BEGIN Document extract
The ever-increasing price of heating oil only makes matters worse. That’s why this year MaineHousing updated the Low Income Home Energy Assistance Program (LIHEAP) so that more resources will be available to help families stay warm.

There are things that can be done that will stretch the money we have and provide more people with assistance. Oil dealers voluntarily participate in LIHEAP. They give the state a discount off their retail rate, and the state pays them in advance for the oil they will deliver throughout the winter.

It’s a good deal for everyone. Oil dealers get customers and the money (nearly $25 million in LIHEAP payments) up front, and needy families get the oil they need to heat their homes.

This year, MaineHousing made a small change to one of its discount programs. Participating oil dealers agree to take 7 cents off the price of a gallon of oil, up from 3 cents last year.

While the discount increase isn’t enough to hurt the oil dealers, it makes a huge difference for LIHEAP families, providing them with enough oil for an additional week of heating oil.

Some oil dealers, it appears, have lost track of LIHEAP’s purpose. The Maine Oil Dealers Association has attacked the new discount rate. The lobbying group has forgotten that LIHEAP helps families with an average annual income of $13,000 and that more than half are elderly or households with children younger than 2.

In modifying the plan this year, we met with many individual oil companies, listened to them, and brokered a compromise on what was acceptable. We held public hearings. We also surveyed oil dealers and 80 percent of the respondents said they would participate with the new discount. Our final discount plan is significantly less than the discount we initially proposed because of the oil industry input. As one participating oil dealer put it: “MaineHousing compromised. What’s the problem?”

MaineHousing has a long and productive relationship with Maine’s oil dealers. We care about their businesses and value their service to Maine’s most vulnerable people. We could obtain the lowest oil prices by putting the LIHEAP contract out to bid and selecting the lowest bidders to serve the entire state, but that would limit competition to five or 10 of the state’s largest oil dealers. We chose not to do that and instead offer the program to any dealer who wants to participate and provide the discount. Our dealer surveys and the LIHEAP contracts that already have come in demonstrate that most of our 400 LIHEAP oil dealers will continue to participate in LIHEAP.

No customers need worry about receiving the LIHEAP oil they need to stay warm.

MaineHousing must balance the need to help families stay warm with the reality that their needs outstrip available resources. Our decision to increase the discount rate puts more oil in furnaces, keeps more families warm, and stretches taxpayer money.

Dale McCormick is the director of MaineHousing.
END Document extract
Could you repeat word for word the part of the heating oil assistance piece starting at "This year, MaineHousing" and ending at "of heating oil."?
BEGIN Listed entries
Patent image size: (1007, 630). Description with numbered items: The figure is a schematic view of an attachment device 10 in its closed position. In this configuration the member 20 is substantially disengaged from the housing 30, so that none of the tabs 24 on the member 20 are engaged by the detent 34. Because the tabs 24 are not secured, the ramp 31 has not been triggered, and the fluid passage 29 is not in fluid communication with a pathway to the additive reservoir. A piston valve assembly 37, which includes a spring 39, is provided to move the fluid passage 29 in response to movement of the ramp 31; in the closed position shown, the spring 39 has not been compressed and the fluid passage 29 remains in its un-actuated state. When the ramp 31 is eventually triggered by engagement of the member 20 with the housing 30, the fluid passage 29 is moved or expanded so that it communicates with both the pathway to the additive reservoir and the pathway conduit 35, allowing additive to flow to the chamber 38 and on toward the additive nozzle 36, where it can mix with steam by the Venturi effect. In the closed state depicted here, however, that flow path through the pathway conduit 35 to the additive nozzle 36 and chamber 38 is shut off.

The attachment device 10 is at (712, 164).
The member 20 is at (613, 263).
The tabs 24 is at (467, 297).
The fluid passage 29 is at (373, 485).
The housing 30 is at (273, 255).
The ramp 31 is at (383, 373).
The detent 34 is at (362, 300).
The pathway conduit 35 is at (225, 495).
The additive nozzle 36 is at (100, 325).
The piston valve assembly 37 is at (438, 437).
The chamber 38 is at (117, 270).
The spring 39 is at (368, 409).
END Listed entries
■ Task answer ■
This year, MaineHousing made a small change to one of its discount programs. Participating oil dealers agree to take 7 cents off the price of a gallon of oil, up from 3 cents last year.

While the discount increase isn’t enough to hurt the oil dealers, it makes a huge difference for LIHEAP families, providing them with enough oil for an additional week of heating oil.